Stored entries:
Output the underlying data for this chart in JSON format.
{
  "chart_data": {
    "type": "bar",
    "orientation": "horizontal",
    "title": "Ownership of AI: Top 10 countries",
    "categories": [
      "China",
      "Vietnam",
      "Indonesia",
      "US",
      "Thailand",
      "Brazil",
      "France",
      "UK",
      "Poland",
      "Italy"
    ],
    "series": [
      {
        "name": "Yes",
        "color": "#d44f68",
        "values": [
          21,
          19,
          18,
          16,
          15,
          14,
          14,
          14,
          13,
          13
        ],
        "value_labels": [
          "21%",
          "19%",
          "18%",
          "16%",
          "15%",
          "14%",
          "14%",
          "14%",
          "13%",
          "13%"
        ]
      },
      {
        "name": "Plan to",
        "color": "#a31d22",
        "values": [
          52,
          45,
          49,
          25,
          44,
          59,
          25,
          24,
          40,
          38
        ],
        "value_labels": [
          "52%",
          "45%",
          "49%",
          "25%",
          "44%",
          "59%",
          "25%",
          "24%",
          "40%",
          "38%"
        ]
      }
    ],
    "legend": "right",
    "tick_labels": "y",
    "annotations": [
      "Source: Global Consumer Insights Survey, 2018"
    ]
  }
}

---

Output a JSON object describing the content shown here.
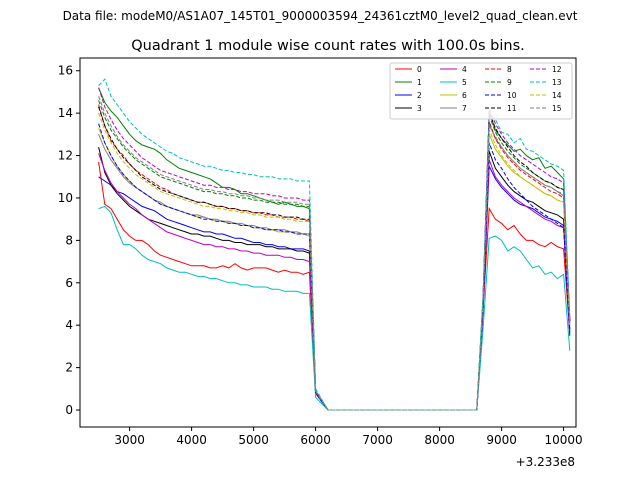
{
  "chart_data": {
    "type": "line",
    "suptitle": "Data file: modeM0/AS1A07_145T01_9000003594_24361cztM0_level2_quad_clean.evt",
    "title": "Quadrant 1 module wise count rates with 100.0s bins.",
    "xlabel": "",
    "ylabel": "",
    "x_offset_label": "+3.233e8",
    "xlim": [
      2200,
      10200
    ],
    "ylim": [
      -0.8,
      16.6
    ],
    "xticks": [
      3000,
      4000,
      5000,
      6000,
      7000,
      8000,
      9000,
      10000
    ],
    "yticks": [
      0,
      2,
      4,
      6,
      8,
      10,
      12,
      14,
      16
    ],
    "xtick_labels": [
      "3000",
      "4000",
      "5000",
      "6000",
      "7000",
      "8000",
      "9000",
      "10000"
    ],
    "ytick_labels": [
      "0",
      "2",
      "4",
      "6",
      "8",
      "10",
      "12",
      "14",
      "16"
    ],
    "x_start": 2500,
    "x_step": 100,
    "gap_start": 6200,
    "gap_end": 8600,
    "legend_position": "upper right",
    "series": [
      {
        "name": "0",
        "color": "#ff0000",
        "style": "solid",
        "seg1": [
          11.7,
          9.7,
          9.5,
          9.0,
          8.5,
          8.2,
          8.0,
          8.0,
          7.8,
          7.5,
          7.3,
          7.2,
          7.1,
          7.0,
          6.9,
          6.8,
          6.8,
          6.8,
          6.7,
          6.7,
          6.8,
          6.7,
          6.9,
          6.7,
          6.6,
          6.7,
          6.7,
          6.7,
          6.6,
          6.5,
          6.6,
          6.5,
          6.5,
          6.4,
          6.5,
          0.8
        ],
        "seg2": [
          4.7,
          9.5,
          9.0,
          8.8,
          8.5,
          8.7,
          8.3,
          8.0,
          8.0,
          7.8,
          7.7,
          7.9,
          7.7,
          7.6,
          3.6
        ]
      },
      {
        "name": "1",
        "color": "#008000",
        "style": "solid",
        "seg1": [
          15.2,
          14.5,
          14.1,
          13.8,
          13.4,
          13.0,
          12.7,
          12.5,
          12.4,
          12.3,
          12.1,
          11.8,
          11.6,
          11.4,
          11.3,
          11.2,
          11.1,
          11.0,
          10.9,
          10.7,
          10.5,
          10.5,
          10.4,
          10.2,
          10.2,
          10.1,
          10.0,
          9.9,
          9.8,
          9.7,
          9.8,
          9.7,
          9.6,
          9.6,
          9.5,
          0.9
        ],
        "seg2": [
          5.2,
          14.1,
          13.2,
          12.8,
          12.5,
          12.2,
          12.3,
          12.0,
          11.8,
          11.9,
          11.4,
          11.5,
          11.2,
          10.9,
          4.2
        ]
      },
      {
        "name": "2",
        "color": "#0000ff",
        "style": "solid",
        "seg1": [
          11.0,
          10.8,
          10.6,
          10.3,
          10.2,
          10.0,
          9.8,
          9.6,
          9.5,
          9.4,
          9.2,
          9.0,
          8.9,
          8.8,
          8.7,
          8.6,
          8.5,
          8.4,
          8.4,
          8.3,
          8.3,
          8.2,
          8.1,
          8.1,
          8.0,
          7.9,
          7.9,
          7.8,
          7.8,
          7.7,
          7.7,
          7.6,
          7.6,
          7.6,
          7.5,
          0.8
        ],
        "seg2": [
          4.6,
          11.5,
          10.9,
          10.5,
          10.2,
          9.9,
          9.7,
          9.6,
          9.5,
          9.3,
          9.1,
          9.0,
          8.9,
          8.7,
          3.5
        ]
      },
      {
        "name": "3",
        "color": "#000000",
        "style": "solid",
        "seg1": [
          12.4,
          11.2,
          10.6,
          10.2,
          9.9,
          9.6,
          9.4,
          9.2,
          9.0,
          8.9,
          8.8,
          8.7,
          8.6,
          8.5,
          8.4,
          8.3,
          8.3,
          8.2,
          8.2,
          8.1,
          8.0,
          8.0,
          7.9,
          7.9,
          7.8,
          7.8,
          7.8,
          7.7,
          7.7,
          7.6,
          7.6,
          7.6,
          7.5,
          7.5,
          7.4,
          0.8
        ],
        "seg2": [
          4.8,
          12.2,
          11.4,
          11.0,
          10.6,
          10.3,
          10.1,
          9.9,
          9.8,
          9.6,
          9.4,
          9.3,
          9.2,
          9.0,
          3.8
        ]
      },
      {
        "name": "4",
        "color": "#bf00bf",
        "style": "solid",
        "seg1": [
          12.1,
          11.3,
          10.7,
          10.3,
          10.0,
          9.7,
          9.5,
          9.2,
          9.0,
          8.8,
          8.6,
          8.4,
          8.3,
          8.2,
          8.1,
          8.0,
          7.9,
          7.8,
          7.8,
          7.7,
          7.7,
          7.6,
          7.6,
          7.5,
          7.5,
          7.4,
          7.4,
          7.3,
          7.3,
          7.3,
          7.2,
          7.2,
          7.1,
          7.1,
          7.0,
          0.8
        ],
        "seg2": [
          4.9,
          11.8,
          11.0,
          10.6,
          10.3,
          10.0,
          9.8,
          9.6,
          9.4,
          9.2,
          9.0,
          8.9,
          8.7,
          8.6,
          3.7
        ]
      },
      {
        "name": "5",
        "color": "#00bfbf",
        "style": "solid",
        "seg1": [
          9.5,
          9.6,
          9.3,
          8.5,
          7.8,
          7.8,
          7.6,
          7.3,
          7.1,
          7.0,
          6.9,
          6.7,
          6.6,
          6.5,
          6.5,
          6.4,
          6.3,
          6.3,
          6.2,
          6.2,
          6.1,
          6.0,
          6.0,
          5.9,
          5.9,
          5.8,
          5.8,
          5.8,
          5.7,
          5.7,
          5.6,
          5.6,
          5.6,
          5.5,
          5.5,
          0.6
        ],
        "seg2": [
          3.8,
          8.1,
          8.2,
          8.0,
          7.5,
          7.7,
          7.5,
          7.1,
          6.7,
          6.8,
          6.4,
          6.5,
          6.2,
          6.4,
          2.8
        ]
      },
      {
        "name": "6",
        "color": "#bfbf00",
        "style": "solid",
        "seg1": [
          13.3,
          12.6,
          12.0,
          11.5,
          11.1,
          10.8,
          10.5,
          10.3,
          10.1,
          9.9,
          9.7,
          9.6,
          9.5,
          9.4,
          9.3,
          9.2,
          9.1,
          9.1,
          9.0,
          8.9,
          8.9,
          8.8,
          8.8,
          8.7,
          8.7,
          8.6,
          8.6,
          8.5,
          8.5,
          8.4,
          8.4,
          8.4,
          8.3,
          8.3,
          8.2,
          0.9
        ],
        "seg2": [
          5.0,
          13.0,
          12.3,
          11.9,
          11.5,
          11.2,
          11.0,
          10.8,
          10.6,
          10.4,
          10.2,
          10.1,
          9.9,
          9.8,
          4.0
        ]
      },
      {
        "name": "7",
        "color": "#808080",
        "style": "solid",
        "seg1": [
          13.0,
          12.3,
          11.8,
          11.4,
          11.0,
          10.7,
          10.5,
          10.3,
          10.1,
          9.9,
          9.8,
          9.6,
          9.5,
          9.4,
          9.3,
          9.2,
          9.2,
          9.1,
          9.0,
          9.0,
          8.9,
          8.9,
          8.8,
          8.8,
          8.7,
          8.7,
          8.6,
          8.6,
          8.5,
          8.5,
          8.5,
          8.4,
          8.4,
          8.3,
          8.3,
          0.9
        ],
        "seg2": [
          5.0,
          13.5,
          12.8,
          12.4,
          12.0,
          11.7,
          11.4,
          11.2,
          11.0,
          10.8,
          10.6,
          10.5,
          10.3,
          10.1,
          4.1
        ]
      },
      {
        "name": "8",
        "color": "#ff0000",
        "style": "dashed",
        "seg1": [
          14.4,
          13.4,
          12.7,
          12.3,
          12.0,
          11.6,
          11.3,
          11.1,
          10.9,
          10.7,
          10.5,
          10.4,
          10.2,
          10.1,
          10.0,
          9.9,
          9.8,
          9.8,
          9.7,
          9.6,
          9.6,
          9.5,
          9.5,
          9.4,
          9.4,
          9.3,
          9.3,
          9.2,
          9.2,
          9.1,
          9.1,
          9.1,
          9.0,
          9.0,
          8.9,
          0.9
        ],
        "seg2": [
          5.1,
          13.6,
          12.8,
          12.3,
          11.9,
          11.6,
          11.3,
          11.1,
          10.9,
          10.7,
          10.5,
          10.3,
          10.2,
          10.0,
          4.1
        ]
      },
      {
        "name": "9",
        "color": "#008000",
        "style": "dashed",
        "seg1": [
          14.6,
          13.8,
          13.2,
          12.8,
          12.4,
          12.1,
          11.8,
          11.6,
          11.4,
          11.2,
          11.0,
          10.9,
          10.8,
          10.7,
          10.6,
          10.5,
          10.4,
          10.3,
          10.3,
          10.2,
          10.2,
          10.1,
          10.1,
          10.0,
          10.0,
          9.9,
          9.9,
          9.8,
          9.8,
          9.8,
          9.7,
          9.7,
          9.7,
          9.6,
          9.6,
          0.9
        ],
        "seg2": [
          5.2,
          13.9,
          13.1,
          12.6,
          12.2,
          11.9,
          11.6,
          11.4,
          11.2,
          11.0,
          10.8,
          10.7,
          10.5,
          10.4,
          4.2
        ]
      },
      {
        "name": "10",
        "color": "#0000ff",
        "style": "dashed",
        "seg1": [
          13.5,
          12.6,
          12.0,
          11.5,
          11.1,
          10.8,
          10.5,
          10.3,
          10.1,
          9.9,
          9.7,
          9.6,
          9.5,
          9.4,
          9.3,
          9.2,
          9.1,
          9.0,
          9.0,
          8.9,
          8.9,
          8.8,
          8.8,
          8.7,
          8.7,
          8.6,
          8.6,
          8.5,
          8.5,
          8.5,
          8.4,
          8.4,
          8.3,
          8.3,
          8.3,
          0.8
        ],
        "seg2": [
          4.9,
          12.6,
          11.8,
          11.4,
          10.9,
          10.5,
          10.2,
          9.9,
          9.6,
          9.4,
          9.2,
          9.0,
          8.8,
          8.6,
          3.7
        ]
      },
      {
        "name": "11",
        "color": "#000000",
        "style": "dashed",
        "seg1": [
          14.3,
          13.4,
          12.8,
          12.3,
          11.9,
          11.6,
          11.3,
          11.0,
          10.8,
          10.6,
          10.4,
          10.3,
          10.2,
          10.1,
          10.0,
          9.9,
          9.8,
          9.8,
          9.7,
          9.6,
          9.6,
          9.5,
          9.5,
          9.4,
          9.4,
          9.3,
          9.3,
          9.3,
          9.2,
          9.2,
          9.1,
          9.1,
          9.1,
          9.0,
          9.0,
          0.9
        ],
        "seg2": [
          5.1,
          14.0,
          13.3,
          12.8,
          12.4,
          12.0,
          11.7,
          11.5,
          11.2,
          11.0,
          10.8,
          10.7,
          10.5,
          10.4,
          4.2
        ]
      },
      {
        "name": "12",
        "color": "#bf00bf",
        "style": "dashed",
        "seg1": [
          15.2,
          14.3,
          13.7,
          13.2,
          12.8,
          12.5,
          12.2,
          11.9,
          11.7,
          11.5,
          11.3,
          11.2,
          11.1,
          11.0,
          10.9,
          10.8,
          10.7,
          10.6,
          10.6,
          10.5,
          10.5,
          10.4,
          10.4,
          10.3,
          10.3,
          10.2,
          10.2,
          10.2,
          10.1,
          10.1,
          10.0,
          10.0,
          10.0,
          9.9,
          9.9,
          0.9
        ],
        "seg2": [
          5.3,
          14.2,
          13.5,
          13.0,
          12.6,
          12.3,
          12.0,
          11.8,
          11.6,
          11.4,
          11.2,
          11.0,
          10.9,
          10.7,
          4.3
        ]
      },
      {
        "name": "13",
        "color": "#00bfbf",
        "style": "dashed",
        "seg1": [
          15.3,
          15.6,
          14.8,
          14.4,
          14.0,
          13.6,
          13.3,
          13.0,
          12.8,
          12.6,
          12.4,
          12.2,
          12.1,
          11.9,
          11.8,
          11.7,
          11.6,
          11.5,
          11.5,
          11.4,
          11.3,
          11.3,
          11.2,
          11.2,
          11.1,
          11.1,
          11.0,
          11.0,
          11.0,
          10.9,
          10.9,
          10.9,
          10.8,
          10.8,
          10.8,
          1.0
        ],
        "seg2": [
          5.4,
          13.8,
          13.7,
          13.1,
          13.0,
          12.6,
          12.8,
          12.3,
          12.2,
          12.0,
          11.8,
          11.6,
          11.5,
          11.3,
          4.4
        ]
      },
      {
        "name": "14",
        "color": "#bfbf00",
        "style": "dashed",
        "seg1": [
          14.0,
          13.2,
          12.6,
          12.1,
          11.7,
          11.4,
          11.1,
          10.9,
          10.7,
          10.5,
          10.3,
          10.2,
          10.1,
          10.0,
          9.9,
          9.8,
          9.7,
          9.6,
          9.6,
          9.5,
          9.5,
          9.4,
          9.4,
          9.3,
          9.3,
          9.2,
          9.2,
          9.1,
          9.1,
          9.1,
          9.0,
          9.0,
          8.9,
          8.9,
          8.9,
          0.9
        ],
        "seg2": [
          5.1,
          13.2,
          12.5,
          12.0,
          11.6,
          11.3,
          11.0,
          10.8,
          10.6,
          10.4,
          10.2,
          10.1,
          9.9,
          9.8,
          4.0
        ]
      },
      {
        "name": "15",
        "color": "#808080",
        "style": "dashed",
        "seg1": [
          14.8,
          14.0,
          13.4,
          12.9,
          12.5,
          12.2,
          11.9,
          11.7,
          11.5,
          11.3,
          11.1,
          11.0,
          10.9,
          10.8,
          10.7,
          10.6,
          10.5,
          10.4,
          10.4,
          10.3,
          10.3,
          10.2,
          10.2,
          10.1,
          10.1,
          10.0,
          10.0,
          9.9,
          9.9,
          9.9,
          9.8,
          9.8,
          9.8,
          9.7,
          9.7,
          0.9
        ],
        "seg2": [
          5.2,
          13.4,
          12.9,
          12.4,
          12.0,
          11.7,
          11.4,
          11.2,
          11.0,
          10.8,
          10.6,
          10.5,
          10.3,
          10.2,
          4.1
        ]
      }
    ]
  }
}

---

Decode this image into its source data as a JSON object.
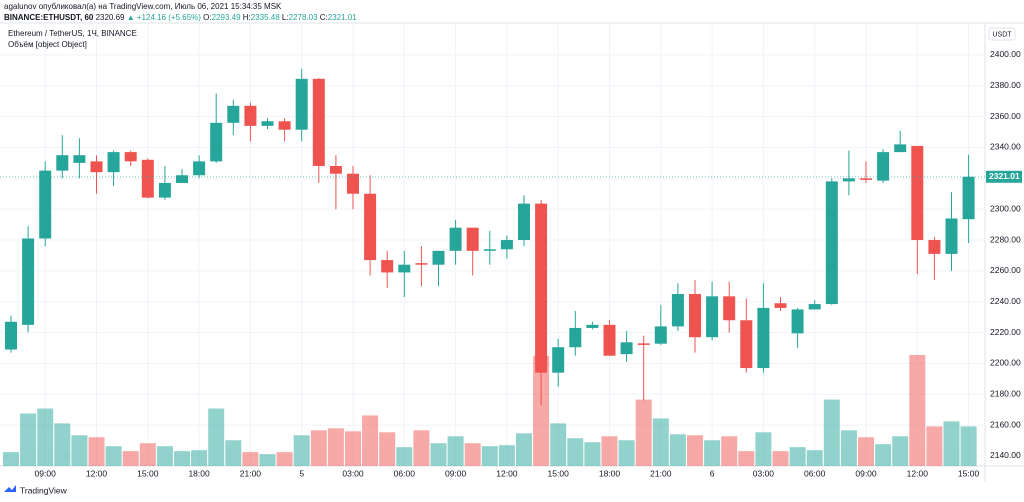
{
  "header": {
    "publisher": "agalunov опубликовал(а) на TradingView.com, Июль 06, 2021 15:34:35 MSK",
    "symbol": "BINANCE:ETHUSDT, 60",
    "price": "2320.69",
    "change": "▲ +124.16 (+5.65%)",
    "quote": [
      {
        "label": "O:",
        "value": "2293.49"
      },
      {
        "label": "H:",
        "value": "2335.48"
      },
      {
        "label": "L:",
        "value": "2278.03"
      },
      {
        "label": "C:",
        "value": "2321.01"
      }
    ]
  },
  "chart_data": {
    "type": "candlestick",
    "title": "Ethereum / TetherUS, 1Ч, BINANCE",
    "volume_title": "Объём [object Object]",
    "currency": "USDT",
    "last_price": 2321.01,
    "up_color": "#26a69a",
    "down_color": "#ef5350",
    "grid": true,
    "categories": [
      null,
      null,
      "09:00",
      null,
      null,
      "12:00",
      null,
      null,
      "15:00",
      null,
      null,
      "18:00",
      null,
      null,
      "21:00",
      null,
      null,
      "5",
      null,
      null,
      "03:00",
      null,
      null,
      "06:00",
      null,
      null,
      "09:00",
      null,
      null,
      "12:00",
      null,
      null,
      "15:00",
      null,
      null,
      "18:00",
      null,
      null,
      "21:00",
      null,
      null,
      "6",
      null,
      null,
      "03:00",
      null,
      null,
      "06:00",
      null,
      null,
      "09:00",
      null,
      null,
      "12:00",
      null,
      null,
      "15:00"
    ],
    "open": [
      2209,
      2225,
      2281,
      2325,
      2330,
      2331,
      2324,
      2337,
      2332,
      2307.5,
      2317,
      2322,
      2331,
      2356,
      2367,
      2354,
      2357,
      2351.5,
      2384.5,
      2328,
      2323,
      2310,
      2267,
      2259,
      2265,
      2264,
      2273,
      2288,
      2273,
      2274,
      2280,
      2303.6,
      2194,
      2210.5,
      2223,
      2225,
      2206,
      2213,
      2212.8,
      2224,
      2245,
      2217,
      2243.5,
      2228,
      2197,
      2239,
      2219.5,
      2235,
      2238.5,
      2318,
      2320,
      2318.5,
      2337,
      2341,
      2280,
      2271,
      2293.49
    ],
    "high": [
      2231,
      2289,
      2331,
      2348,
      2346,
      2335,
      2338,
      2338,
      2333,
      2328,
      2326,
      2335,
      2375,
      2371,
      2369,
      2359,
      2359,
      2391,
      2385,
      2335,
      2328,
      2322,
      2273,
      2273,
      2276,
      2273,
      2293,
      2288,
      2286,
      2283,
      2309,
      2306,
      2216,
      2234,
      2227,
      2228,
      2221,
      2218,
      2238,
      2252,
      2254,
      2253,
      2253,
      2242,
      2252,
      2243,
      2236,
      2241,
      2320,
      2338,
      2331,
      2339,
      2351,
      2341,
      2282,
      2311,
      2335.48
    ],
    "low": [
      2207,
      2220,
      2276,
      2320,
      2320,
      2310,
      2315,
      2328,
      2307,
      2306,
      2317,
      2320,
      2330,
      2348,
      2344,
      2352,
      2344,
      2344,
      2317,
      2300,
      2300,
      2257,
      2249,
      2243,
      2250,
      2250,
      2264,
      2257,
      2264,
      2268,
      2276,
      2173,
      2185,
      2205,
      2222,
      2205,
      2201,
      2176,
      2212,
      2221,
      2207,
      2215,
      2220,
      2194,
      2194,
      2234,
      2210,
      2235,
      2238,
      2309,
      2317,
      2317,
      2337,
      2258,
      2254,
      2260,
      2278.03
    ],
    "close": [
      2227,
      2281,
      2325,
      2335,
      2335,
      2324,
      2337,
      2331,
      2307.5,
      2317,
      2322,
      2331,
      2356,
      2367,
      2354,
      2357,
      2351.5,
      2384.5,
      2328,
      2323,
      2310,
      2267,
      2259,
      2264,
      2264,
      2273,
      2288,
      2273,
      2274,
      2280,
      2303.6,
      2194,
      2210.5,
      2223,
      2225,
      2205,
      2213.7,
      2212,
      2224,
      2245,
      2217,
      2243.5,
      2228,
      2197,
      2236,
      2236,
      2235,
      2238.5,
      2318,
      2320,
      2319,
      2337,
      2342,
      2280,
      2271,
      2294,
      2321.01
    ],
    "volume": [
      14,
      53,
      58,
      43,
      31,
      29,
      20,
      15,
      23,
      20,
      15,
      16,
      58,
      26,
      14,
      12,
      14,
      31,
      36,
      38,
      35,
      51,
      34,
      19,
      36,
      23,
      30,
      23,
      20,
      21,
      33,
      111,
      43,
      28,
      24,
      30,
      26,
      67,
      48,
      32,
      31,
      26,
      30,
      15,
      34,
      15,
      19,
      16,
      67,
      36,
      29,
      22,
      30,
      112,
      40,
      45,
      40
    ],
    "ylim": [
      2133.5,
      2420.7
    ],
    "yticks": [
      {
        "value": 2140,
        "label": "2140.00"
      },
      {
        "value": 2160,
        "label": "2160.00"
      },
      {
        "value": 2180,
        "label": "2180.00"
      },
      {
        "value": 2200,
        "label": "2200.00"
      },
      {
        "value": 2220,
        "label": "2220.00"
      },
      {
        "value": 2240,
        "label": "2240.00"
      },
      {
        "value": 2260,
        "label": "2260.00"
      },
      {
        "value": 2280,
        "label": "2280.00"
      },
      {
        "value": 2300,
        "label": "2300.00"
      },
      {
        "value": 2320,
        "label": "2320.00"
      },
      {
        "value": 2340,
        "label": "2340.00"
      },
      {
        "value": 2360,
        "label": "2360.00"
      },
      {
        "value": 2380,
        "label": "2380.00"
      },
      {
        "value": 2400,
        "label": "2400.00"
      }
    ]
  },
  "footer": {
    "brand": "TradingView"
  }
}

▶ [Exercise goal]: Every line holding "object" should be copied out.

▶ [Output of the exercise]:
Output a JSON object describing the content shown here.
Decode this image into its source data as a JSON object.
    "volume_title": "Объём [object Object]",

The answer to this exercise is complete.